=== EXTRACTED INFORMATION ===

----------

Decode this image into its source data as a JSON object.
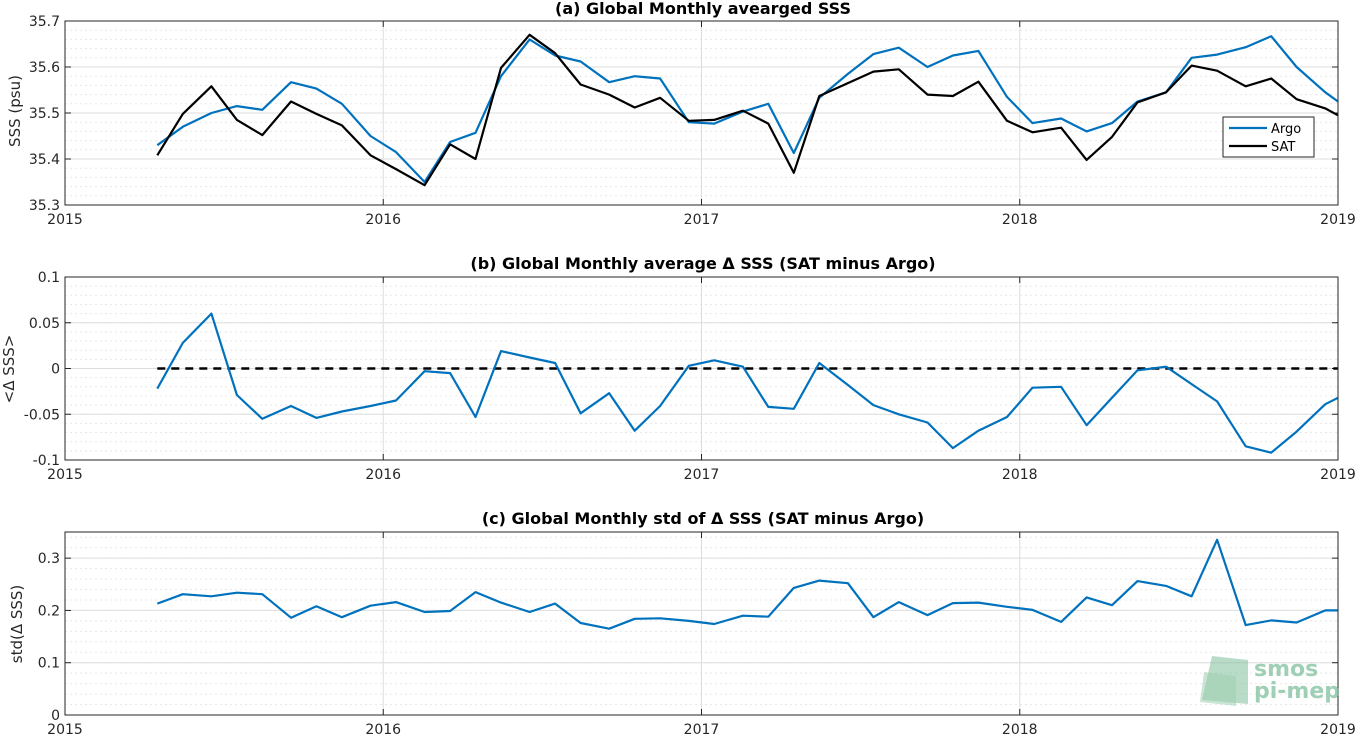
{
  "colors": {
    "argo": "#0072bd",
    "sat": "#000000",
    "grid": "#dddddd",
    "watermark": "#7fbf9b"
  },
  "watermark": {
    "line1": "smos",
    "line2": "pi-mep"
  },
  "chart_data": [
    {
      "type": "line",
      "title": "(a) Global Monthly avearged SSS",
      "ylabel": "SSS (psu)",
      "xlim": [
        2015,
        2019
      ],
      "ylim": [
        35.3,
        35.7
      ],
      "xticks": [
        "2015",
        "2016",
        "2017",
        "2018",
        "2019"
      ],
      "yticks": [
        "35.3",
        "35.4",
        "35.5",
        "35.6",
        "35.7"
      ],
      "ytick_values": [
        35.3,
        35.4,
        35.5,
        35.6,
        35.7
      ],
      "grid": true,
      "legend": "right",
      "x": [
        2015.29,
        2015.37,
        2015.46,
        2015.54,
        2015.62,
        2015.71,
        2015.79,
        2015.87,
        2015.96,
        2016.04,
        2016.13,
        2016.21,
        2016.29,
        2016.37,
        2016.46,
        2016.54,
        2016.62,
        2016.71,
        2016.79,
        2016.87,
        2016.96,
        2017.04,
        2017.13,
        2017.21,
        2017.29,
        2017.37,
        2017.46,
        2017.54,
        2017.62,
        2017.71,
        2017.79,
        2017.87,
        2017.96,
        2018.04,
        2018.13,
        2018.21,
        2018.29,
        2018.37,
        2018.46,
        2018.54,
        2018.62,
        2018.71,
        2018.79,
        2018.87,
        2018.96,
        2019.0
      ],
      "series": [
        {
          "name": "Argo",
          "color": "#0072bd",
          "values": [
            35.43,
            35.47,
            35.5,
            35.515,
            35.507,
            35.567,
            35.553,
            35.52,
            35.45,
            35.415,
            35.35,
            35.437,
            35.457,
            35.58,
            35.66,
            35.625,
            35.612,
            35.567,
            35.58,
            35.575,
            35.48,
            35.477,
            35.503,
            35.52,
            35.413,
            35.533,
            35.585,
            35.628,
            35.642,
            35.6,
            35.625,
            35.635,
            35.535,
            35.478,
            35.488,
            35.46,
            35.478,
            35.525,
            35.545,
            35.62,
            35.627,
            35.643,
            35.667,
            35.6,
            35.545,
            35.525
          ]
        },
        {
          "name": "SAT",
          "color": "#000000",
          "values": [
            35.408,
            35.498,
            35.558,
            35.485,
            35.452,
            35.525,
            35.498,
            35.473,
            35.408,
            35.378,
            35.343,
            35.432,
            35.4,
            35.598,
            35.67,
            35.63,
            35.562,
            35.54,
            35.512,
            35.533,
            35.483,
            35.485,
            35.505,
            35.477,
            35.37,
            35.537,
            35.565,
            35.59,
            35.595,
            35.54,
            35.537,
            35.568,
            35.483,
            35.458,
            35.468,
            35.398,
            35.448,
            35.523,
            35.545,
            35.603,
            35.592,
            35.558,
            35.575,
            35.53,
            35.51,
            35.495
          ]
        }
      ]
    },
    {
      "type": "line",
      "title": "(b) Global Monthly average Δ SSS (SAT minus Argo)",
      "ylabel": "<Δ SSS>",
      "xlim": [
        2015,
        2019
      ],
      "ylim": [
        -0.1,
        0.1
      ],
      "xticks": [
        "2015",
        "2016",
        "2017",
        "2018",
        "2019"
      ],
      "yticks": [
        "-0.1",
        "-0.05",
        "0",
        "0.05",
        "0.1"
      ],
      "ytick_values": [
        -0.1,
        -0.05,
        0,
        0.05,
        0.1
      ],
      "grid": true,
      "reference_line": {
        "y": 0,
        "style": "dashed",
        "color": "#000000",
        "x_from": 2015.29,
        "x_to": 2019.0
      },
      "x": [
        2015.29,
        2015.37,
        2015.46,
        2015.54,
        2015.62,
        2015.71,
        2015.79,
        2015.87,
        2015.96,
        2016.04,
        2016.13,
        2016.21,
        2016.29,
        2016.37,
        2016.46,
        2016.54,
        2016.62,
        2016.71,
        2016.79,
        2016.87,
        2016.96,
        2017.04,
        2017.13,
        2017.21,
        2017.29,
        2017.37,
        2017.46,
        2017.54,
        2017.62,
        2017.71,
        2017.79,
        2017.87,
        2017.96,
        2018.04,
        2018.13,
        2018.21,
        2018.29,
        2018.37,
        2018.46,
        2018.54,
        2018.62,
        2018.71,
        2018.79,
        2018.87,
        2018.96,
        2019.0
      ],
      "series": [
        {
          "name": "",
          "color": "#0072bd",
          "values": [
            -0.022,
            0.028,
            0.06,
            -0.029,
            -0.055,
            -0.041,
            -0.054,
            -0.047,
            -0.041,
            -0.035,
            -0.003,
            -0.005,
            -0.053,
            0.019,
            0.012,
            0.006,
            -0.049,
            -0.027,
            -0.068,
            -0.041,
            0.003,
            0.009,
            0.002,
            -0.042,
            -0.044,
            0.006,
            -0.018,
            -0.04,
            -0.05,
            -0.059,
            -0.087,
            -0.068,
            -0.053,
            -0.021,
            -0.02,
            -0.062,
            -0.032,
            -0.002,
            0.002,
            -0.017,
            -0.036,
            -0.085,
            -0.092,
            -0.069,
            -0.039,
            -0.032
          ]
        }
      ]
    },
    {
      "type": "line",
      "title": "(c) Global Monthly std of Δ SSS (SAT minus Argo)",
      "ylabel": "std(Δ SSS)",
      "xlim": [
        2015,
        2019
      ],
      "ylim": [
        0,
        0.35
      ],
      "xticks": [
        "2015",
        "2016",
        "2017",
        "2018",
        "2019"
      ],
      "yticks": [
        "0",
        "0.1",
        "0.2",
        "0.3"
      ],
      "ytick_values": [
        0,
        0.1,
        0.2,
        0.3
      ],
      "grid": true,
      "x": [
        2015.29,
        2015.37,
        2015.46,
        2015.54,
        2015.62,
        2015.71,
        2015.79,
        2015.87,
        2015.96,
        2016.04,
        2016.13,
        2016.21,
        2016.29,
        2016.37,
        2016.46,
        2016.54,
        2016.62,
        2016.71,
        2016.79,
        2016.87,
        2016.96,
        2017.04,
        2017.13,
        2017.21,
        2017.29,
        2017.37,
        2017.46,
        2017.54,
        2017.62,
        2017.71,
        2017.79,
        2017.87,
        2017.96,
        2018.04,
        2018.13,
        2018.21,
        2018.29,
        2018.37,
        2018.46,
        2018.54,
        2018.62,
        2018.71,
        2018.79,
        2018.87,
        2018.96,
        2019.0
      ],
      "series": [
        {
          "name": "",
          "color": "#0072bd",
          "values": [
            0.213,
            0.231,
            0.227,
            0.234,
            0.231,
            0.186,
            0.208,
            0.187,
            0.209,
            0.216,
            0.197,
            0.199,
            0.235,
            0.215,
            0.197,
            0.213,
            0.176,
            0.165,
            0.184,
            0.185,
            0.18,
            0.174,
            0.19,
            0.188,
            0.243,
            0.257,
            0.252,
            0.187,
            0.216,
            0.191,
            0.214,
            0.215,
            0.207,
            0.201,
            0.178,
            0.225,
            0.21,
            0.256,
            0.247,
            0.227,
            0.335,
            0.172,
            0.181,
            0.177,
            0.2,
            0.2
          ]
        }
      ]
    }
  ]
}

----------

=== TASK GOAL ===
Transcribe the complete set of entries verbatim. No pictures belong in the copy.

=== ANSWER TO THE PROBLEM ===
Decode this image into its source data as a JSON object.
{
  "colors": {
    "argo": "#0072bd",
    "sat": "#000000",
    "grid": "#dddddd",
    "watermark": "#7fbf9b"
  },
  "watermark": {
    "line1": "smos",
    "line2": "pi-mep"
  },
  "chart_data": [
    {
      "type": "line",
      "title": "(a) Global Monthly avearged SSS",
      "ylabel": "SSS (psu)",
      "xlim": [
        2015,
        2019
      ],
      "ylim": [
        35.3,
        35.7
      ],
      "xticks": [
        "2015",
        "2016",
        "2017",
        "2018",
        "2019"
      ],
      "yticks": [
        "35.3",
        "35.4",
        "35.5",
        "35.6",
        "35.7"
      ],
      "ytick_values": [
        35.3,
        35.4,
        35.5,
        35.6,
        35.7
      ],
      "grid": true,
      "legend": "right",
      "x": [
        2015.29,
        2015.37,
        2015.46,
        2015.54,
        2015.62,
        2015.71,
        2015.79,
        2015.87,
        2015.96,
        2016.04,
        2016.13,
        2016.21,
        2016.29,
        2016.37,
        2016.46,
        2016.54,
        2016.62,
        2016.71,
        2016.79,
        2016.87,
        2016.96,
        2017.04,
        2017.13,
        2017.21,
        2017.29,
        2017.37,
        2017.46,
        2017.54,
        2017.62,
        2017.71,
        2017.79,
        2017.87,
        2017.96,
        2018.04,
        2018.13,
        2018.21,
        2018.29,
        2018.37,
        2018.46,
        2018.54,
        2018.62,
        2018.71,
        2018.79,
        2018.87,
        2018.96,
        2019.0
      ],
      "series": [
        {
          "name": "Argo",
          "color": "#0072bd",
          "values": [
            35.43,
            35.47,
            35.5,
            35.515,
            35.507,
            35.567,
            35.553,
            35.52,
            35.45,
            35.415,
            35.35,
            35.437,
            35.457,
            35.58,
            35.66,
            35.625,
            35.612,
            35.567,
            35.58,
            35.575,
            35.48,
            35.477,
            35.503,
            35.52,
            35.413,
            35.533,
            35.585,
            35.628,
            35.642,
            35.6,
            35.625,
            35.635,
            35.535,
            35.478,
            35.488,
            35.46,
            35.478,
            35.525,
            35.545,
            35.62,
            35.627,
            35.643,
            35.667,
            35.6,
            35.545,
            35.525
          ]
        },
        {
          "name": "SAT",
          "color": "#000000",
          "values": [
            35.408,
            35.498,
            35.558,
            35.485,
            35.452,
            35.525,
            35.498,
            35.473,
            35.408,
            35.378,
            35.343,
            35.432,
            35.4,
            35.598,
            35.67,
            35.63,
            35.562,
            35.54,
            35.512,
            35.533,
            35.483,
            35.485,
            35.505,
            35.477,
            35.37,
            35.537,
            35.565,
            35.59,
            35.595,
            35.54,
            35.537,
            35.568,
            35.483,
            35.458,
            35.468,
            35.398,
            35.448,
            35.523,
            35.545,
            35.603,
            35.592,
            35.558,
            35.575,
            35.53,
            35.51,
            35.495
          ]
        }
      ]
    },
    {
      "type": "line",
      "title": "(b) Global Monthly average Δ SSS (SAT minus Argo)",
      "ylabel": "<Δ SSS>",
      "xlim": [
        2015,
        2019
      ],
      "ylim": [
        -0.1,
        0.1
      ],
      "xticks": [
        "2015",
        "2016",
        "2017",
        "2018",
        "2019"
      ],
      "yticks": [
        "-0.1",
        "-0.05",
        "0",
        "0.05",
        "0.1"
      ],
      "ytick_values": [
        -0.1,
        -0.05,
        0,
        0.05,
        0.1
      ],
      "grid": true,
      "reference_line": {
        "y": 0,
        "style": "dashed",
        "color": "#000000",
        "x_from": 2015.29,
        "x_to": 2019.0
      },
      "x": [
        2015.29,
        2015.37,
        2015.46,
        2015.54,
        2015.62,
        2015.71,
        2015.79,
        2015.87,
        2015.96,
        2016.04,
        2016.13,
        2016.21,
        2016.29,
        2016.37,
        2016.46,
        2016.54,
        2016.62,
        2016.71,
        2016.79,
        2016.87,
        2016.96,
        2017.04,
        2017.13,
        2017.21,
        2017.29,
        2017.37,
        2017.46,
        2017.54,
        2017.62,
        2017.71,
        2017.79,
        2017.87,
        2017.96,
        2018.04,
        2018.13,
        2018.21,
        2018.29,
        2018.37,
        2018.46,
        2018.54,
        2018.62,
        2018.71,
        2018.79,
        2018.87,
        2018.96,
        2019.0
      ],
      "series": [
        {
          "name": "",
          "color": "#0072bd",
          "values": [
            -0.022,
            0.028,
            0.06,
            -0.029,
            -0.055,
            -0.041,
            -0.054,
            -0.047,
            -0.041,
            -0.035,
            -0.003,
            -0.005,
            -0.053,
            0.019,
            0.012,
            0.006,
            -0.049,
            -0.027,
            -0.068,
            -0.041,
            0.003,
            0.009,
            0.002,
            -0.042,
            -0.044,
            0.006,
            -0.018,
            -0.04,
            -0.05,
            -0.059,
            -0.087,
            -0.068,
            -0.053,
            -0.021,
            -0.02,
            -0.062,
            -0.032,
            -0.002,
            0.002,
            -0.017,
            -0.036,
            -0.085,
            -0.092,
            -0.069,
            -0.039,
            -0.032
          ]
        }
      ]
    },
    {
      "type": "line",
      "title": "(c) Global Monthly std of Δ SSS (SAT minus Argo)",
      "ylabel": "std(Δ SSS)",
      "xlim": [
        2015,
        2019
      ],
      "ylim": [
        0,
        0.35
      ],
      "xticks": [
        "2015",
        "2016",
        "2017",
        "2018",
        "2019"
      ],
      "yticks": [
        "0",
        "0.1",
        "0.2",
        "0.3"
      ],
      "ytick_values": [
        0,
        0.1,
        0.2,
        0.3
      ],
      "grid": true,
      "x": [
        2015.29,
        2015.37,
        2015.46,
        2015.54,
        2015.62,
        2015.71,
        2015.79,
        2015.87,
        2015.96,
        2016.04,
        2016.13,
        2016.21,
        2016.29,
        2016.37,
        2016.46,
        2016.54,
        2016.62,
        2016.71,
        2016.79,
        2016.87,
        2016.96,
        2017.04,
        2017.13,
        2017.21,
        2017.29,
        2017.37,
        2017.46,
        2017.54,
        2017.62,
        2017.71,
        2017.79,
        2017.87,
        2017.96,
        2018.04,
        2018.13,
        2018.21,
        2018.29,
        2018.37,
        2018.46,
        2018.54,
        2018.62,
        2018.71,
        2018.79,
        2018.87,
        2018.96,
        2019.0
      ],
      "series": [
        {
          "name": "",
          "color": "#0072bd",
          "values": [
            0.213,
            0.231,
            0.227,
            0.234,
            0.231,
            0.186,
            0.208,
            0.187,
            0.209,
            0.216,
            0.197,
            0.199,
            0.235,
            0.215,
            0.197,
            0.213,
            0.176,
            0.165,
            0.184,
            0.185,
            0.18,
            0.174,
            0.19,
            0.188,
            0.243,
            0.257,
            0.252,
            0.187,
            0.216,
            0.191,
            0.214,
            0.215,
            0.207,
            0.201,
            0.178,
            0.225,
            0.21,
            0.256,
            0.247,
            0.227,
            0.335,
            0.172,
            0.181,
            0.177,
            0.2,
            0.2
          ]
        }
      ]
    }
  ]
}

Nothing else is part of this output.